- [The task]: Pull each line containing "this" out of the data and copy it.

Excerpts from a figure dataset
════════════════════

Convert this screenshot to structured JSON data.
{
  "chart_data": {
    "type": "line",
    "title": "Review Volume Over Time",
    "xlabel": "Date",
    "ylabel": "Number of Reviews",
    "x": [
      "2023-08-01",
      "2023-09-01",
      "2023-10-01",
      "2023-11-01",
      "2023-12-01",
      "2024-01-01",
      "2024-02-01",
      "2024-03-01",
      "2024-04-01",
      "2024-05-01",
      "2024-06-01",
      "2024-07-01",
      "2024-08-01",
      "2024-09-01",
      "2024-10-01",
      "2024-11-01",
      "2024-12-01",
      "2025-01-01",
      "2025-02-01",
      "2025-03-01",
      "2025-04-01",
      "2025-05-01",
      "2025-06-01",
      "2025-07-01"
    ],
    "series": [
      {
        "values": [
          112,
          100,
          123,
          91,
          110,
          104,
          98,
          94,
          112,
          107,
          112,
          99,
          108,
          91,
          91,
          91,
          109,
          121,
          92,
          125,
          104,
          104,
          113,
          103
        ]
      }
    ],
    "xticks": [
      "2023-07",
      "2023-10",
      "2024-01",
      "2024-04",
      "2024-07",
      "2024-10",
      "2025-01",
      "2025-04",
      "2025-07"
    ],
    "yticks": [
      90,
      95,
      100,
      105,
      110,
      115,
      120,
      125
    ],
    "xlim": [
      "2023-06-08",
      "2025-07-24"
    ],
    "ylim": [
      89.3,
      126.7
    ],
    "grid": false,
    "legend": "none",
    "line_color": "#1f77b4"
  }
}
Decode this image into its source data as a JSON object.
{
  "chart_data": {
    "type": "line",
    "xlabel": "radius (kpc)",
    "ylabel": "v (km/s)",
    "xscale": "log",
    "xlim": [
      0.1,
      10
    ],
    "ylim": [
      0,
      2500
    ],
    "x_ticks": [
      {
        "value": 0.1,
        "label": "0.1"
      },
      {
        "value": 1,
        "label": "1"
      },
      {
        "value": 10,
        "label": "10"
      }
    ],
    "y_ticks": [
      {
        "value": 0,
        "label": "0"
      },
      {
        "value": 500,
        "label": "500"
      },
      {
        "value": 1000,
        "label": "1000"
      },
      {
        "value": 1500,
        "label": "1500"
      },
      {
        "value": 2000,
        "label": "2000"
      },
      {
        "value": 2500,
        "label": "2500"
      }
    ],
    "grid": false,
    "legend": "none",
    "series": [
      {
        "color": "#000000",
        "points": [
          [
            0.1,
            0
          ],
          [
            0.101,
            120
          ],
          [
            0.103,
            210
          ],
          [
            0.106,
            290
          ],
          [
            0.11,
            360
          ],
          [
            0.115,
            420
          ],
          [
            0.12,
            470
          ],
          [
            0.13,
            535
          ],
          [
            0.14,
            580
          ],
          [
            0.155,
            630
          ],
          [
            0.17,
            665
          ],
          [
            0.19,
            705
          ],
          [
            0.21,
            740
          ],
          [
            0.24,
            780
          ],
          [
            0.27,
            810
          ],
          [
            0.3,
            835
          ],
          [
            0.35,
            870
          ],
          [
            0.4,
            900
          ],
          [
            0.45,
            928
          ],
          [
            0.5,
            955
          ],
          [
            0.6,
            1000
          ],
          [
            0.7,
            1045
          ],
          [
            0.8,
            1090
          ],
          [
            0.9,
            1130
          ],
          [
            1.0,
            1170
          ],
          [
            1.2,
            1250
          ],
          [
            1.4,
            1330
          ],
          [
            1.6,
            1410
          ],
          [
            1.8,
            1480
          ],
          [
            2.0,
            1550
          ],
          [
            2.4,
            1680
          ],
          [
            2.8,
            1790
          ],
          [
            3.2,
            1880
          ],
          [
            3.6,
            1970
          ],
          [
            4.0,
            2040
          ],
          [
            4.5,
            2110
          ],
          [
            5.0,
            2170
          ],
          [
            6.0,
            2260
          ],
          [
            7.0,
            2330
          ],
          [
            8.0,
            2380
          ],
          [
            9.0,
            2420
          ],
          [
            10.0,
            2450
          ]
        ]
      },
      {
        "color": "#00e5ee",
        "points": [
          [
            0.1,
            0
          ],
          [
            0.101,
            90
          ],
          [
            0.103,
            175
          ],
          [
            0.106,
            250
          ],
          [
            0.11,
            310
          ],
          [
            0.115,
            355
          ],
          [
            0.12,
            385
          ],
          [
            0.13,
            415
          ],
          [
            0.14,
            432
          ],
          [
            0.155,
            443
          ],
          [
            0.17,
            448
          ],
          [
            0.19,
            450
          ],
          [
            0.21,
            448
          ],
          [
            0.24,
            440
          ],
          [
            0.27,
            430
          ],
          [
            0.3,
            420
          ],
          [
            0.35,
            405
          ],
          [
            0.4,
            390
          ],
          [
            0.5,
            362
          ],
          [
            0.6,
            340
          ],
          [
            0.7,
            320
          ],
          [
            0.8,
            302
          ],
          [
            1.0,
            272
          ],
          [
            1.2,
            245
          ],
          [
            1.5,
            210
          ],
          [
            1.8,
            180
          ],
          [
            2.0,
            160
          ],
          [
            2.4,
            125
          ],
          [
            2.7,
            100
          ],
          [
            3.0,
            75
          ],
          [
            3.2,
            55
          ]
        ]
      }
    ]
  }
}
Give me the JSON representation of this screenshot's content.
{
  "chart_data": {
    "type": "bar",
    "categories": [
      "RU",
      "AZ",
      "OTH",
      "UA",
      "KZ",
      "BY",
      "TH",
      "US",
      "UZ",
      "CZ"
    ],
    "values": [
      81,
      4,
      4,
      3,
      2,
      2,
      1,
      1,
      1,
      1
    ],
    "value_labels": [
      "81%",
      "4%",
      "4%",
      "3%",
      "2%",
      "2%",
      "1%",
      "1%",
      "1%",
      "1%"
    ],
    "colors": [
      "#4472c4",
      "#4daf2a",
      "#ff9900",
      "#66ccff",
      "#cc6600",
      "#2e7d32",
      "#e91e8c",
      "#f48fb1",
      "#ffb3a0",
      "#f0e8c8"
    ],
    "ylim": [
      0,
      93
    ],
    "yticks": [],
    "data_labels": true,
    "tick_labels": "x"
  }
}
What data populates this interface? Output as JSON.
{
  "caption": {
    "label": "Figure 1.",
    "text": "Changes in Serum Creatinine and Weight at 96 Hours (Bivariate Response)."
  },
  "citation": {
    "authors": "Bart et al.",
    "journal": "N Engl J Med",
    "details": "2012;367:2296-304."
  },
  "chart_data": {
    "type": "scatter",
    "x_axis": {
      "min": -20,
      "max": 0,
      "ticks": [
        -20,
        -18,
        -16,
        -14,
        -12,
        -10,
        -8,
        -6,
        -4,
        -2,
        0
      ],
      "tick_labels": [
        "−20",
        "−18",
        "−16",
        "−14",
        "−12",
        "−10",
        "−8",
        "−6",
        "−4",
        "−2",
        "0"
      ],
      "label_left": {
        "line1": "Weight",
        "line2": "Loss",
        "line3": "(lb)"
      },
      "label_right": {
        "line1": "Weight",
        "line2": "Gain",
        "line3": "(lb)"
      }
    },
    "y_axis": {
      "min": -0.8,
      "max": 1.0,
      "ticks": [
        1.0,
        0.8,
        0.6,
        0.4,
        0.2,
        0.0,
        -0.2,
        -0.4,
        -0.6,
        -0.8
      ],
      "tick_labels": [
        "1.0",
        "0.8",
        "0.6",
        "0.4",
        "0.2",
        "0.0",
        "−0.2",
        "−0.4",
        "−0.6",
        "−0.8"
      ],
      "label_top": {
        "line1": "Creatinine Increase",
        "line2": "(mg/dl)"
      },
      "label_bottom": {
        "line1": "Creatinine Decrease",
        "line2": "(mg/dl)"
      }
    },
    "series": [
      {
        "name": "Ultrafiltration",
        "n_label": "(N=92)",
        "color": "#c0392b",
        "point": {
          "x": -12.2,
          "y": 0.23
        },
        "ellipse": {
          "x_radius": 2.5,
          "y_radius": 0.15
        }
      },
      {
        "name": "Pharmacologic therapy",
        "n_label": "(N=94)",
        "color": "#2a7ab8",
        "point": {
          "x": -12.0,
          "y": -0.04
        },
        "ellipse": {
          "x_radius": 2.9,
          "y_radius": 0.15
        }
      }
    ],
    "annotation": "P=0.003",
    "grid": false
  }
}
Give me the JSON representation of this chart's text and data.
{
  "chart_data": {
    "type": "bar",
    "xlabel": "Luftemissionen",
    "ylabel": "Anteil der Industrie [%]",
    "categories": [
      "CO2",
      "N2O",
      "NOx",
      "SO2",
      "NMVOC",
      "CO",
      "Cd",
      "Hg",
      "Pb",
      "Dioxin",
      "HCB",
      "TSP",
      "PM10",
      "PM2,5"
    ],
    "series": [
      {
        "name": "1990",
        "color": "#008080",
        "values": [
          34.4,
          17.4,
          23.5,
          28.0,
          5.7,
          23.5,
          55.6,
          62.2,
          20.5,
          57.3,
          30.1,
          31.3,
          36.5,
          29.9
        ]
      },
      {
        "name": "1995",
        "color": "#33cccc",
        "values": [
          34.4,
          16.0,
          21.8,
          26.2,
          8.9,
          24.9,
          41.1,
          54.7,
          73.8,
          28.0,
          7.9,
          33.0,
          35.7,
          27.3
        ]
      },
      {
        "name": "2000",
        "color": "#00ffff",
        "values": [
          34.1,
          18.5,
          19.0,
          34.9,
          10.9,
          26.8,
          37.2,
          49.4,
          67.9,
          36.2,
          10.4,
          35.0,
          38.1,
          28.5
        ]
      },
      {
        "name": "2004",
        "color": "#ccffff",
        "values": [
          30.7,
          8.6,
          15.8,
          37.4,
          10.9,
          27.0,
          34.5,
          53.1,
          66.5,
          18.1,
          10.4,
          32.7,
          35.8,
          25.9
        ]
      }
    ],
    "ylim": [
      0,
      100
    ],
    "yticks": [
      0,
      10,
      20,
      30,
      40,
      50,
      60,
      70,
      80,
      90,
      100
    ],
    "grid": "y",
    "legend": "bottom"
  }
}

════════════════════

- [Right answer]:
Convert this screenshot to structured JSON data.
Decode this image into its source data as a JSON object.
Give me the JSON representation of this screenshot's content.
What data populates this interface? Output as JSON.
Give me the JSON representation of this chart's text and data.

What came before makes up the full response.